— Set problem —
Search the listing for "Enter" and copy every line where it appears.

— Data to use —
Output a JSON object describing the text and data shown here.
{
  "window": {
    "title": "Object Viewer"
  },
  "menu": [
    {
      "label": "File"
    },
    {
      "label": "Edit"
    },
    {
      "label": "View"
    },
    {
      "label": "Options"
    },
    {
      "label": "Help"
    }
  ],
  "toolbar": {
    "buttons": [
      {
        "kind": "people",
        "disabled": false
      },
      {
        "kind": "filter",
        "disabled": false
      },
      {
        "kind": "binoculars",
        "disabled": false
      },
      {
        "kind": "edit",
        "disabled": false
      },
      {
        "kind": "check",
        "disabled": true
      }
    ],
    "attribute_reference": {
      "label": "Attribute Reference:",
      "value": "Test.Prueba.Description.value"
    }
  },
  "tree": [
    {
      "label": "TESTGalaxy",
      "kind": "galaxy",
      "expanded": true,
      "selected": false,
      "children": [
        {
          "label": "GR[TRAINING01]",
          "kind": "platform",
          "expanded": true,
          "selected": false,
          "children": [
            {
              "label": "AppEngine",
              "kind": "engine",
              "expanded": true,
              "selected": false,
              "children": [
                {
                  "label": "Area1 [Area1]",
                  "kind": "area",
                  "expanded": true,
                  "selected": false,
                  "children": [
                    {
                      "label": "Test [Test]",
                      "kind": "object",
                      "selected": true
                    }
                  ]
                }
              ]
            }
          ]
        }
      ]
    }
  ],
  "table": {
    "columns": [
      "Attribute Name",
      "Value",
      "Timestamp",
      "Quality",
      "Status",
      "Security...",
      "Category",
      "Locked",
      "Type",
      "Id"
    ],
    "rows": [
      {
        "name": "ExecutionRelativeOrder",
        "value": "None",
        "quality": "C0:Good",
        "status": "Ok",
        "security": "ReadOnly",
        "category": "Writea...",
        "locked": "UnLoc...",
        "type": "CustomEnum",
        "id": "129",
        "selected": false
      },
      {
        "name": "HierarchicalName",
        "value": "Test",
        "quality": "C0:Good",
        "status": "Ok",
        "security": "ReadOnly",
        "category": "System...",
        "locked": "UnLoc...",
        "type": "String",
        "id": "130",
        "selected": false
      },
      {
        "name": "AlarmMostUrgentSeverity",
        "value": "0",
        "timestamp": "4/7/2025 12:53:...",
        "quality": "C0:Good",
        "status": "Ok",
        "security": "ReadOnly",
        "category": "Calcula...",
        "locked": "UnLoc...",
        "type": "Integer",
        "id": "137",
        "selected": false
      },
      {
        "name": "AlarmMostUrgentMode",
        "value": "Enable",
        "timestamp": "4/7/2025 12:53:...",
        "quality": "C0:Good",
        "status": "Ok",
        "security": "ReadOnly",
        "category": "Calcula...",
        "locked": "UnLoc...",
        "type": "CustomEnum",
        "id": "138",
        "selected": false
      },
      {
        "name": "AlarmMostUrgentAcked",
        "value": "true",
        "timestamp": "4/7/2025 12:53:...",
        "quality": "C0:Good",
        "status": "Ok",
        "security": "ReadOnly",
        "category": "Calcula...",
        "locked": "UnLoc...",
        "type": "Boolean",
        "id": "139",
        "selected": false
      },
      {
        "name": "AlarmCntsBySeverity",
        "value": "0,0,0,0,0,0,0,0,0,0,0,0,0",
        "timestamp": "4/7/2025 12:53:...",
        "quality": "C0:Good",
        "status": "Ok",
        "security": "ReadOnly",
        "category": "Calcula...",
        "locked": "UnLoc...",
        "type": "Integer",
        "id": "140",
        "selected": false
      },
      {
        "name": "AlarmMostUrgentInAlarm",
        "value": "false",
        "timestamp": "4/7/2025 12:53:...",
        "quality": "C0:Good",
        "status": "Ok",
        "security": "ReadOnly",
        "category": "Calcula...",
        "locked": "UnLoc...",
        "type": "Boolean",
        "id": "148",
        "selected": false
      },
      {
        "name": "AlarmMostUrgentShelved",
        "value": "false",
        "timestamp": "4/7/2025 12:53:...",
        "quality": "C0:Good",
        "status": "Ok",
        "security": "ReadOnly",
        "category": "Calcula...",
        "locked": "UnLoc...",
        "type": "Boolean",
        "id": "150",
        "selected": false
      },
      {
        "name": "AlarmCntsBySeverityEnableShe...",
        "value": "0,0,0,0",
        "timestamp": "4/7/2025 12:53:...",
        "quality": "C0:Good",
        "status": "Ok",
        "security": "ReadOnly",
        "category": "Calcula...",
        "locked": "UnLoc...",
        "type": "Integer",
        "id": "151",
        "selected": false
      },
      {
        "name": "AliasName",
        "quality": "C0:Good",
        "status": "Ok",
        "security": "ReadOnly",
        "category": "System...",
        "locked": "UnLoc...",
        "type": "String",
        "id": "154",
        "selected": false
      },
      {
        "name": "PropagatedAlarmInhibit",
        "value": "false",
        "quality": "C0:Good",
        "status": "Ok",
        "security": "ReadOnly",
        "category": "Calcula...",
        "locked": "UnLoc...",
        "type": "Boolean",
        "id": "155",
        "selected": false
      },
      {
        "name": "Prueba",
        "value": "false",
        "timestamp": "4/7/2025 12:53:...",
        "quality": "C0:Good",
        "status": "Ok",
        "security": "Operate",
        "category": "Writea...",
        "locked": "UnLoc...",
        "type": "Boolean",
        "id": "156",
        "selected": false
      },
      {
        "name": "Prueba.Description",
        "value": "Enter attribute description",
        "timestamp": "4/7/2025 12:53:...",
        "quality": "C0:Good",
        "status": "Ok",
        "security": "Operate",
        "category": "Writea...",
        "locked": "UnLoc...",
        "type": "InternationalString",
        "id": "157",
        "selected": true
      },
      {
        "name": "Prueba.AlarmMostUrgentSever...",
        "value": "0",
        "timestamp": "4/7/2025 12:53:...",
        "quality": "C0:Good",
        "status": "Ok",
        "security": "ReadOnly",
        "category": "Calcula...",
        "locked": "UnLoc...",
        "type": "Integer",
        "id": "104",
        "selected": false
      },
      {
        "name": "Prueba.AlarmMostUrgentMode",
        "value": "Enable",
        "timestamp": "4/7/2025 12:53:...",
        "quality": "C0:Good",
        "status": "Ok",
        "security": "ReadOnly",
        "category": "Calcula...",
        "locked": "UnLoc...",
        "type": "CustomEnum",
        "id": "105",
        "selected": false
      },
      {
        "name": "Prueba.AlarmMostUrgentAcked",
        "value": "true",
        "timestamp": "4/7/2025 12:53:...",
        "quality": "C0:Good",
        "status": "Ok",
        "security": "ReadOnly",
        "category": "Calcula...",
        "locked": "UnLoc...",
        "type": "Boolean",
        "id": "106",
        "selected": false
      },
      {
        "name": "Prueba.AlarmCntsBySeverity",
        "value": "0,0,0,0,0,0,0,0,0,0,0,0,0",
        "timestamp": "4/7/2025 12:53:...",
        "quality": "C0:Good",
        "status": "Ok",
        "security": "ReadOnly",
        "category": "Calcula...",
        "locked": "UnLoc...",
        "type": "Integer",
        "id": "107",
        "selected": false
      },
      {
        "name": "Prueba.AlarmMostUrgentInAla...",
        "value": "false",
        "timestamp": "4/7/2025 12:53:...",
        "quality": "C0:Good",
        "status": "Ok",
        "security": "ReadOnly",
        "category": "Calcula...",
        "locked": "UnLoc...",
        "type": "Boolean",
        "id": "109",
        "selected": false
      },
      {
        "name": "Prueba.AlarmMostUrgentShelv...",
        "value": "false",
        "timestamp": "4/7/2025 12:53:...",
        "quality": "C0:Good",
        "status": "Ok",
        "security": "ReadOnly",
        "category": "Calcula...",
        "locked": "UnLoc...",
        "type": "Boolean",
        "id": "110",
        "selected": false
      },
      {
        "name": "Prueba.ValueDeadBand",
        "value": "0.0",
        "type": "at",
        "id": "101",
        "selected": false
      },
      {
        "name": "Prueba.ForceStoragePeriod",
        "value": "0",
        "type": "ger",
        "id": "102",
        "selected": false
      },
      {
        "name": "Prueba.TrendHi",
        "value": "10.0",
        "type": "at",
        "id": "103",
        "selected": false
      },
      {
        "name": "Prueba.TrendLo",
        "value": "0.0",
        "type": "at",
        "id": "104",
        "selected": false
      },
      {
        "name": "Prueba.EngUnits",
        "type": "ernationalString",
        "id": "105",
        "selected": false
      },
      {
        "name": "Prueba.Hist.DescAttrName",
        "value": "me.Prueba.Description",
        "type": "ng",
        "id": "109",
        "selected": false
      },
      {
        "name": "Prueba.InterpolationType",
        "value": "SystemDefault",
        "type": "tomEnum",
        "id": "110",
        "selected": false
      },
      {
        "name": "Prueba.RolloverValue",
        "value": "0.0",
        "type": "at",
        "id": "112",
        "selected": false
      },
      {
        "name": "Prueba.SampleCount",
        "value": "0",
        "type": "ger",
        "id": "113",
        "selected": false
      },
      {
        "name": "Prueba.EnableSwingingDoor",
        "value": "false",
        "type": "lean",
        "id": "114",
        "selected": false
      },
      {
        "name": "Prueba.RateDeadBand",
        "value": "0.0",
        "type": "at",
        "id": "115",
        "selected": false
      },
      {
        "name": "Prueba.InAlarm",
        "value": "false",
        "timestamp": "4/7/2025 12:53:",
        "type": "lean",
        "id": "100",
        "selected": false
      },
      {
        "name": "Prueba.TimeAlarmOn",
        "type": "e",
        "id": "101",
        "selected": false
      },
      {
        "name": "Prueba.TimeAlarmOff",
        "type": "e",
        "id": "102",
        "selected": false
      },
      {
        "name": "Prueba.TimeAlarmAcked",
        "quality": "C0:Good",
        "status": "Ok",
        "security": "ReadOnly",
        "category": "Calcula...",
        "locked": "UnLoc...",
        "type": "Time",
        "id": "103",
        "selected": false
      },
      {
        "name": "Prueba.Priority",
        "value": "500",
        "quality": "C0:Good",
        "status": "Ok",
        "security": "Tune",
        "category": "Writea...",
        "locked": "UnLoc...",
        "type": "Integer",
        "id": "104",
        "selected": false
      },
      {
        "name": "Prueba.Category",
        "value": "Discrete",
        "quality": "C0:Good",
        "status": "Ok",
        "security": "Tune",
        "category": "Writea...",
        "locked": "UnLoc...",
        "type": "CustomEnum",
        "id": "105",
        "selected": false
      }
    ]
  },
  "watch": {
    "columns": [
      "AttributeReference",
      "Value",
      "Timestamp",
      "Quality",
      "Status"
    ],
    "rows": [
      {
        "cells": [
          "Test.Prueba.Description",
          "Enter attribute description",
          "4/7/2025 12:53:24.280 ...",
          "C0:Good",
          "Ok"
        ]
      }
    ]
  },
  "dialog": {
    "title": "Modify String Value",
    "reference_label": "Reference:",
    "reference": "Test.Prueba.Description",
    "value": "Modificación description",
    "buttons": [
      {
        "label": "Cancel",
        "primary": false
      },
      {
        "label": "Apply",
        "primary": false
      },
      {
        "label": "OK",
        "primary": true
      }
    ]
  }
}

— Reply to the exercise —
        "value": "Enter attribute description",
          "Enter attribute description",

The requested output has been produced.